» **GIVEN INSTRUCTION**: Restate each line of the listing exactly, without carrying over any pictures.

═══ SOURCE MATERIAL

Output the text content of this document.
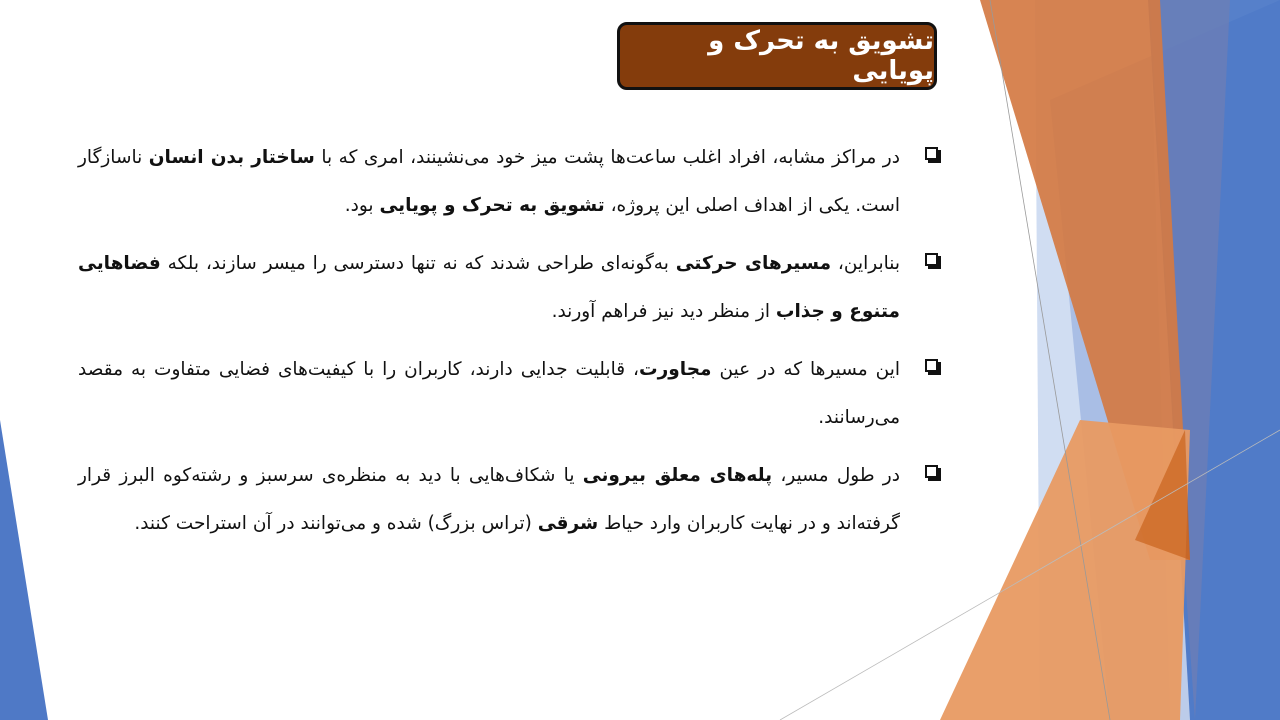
تشویق به تحرک و پویایی
در مراکز مشابه، افراد اغلب ساعت‌ها پشت میز خود می‌نشینند، امری که با ساختار بدن انسان ناسازگار است. یکی از اهداف اصلی این پروژه، تشویق به تحرک و پویایی بود.
بنابراین، مسیرهای حرکتی به‌گونه‌ای طراحی شدند که نه تنها دسترسی را میسر سازند، بلکه فضاهایی متنوع و جذاب از منظر دید نیز فراهم آورند.
این مسیرها که در عین مجاورت، قابلیت جدایی دارند، کاربران را با کیفیت‌های فضایی متفاوت به مقصد می‌رسانند.
در طول مسیر، پله‌های معلق بیرونی یا شکاف‌هایی با دید به منظره‌ی سرسبز و رشته‌کوه البرز قرار گرفته‌اند و در نهایت کاربران وارد حیاط شرقی (تراس بزرگ) شده و می‌توانند در آن استراحت کنند.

══════

» **EXERCISE OUTPUT**:
Output the text content of this document.
تشویق به تحرک و پویایی
در مراکز مشابه، افراد اغلب ساعت‌ها پشت میز خود می‌نشینند، امری که با ساختار بدن انسان ناسازگار است. یکی از اهداف اصلی این پروژه، تشویق به تحرک و پویایی بود.
بنابراین، مسیرهای حرکتی به‌گونه‌ای طراحی شدند که نه تنها دسترسی را میسر سازند، بلکه فضاهایی متنوع و جذاب از منظر دید نیز فراهم آورند.
این مسیرها که در عین مجاورت، قابلیت جدایی دارند، کاربران را با کیفیت‌های فضایی متفاوت به مقصد می‌رسانند.
در طول مسیر، پله‌های معلق بیرونی یا شکاف‌هایی با دید به منظره‌ی سرسبز و رشته‌کوه البرز قرار گرفته‌اند و در نهایت کاربران وارد حیاط شرقی (تراس بزرگ) شده و می‌توانند در آن استراحت کنند.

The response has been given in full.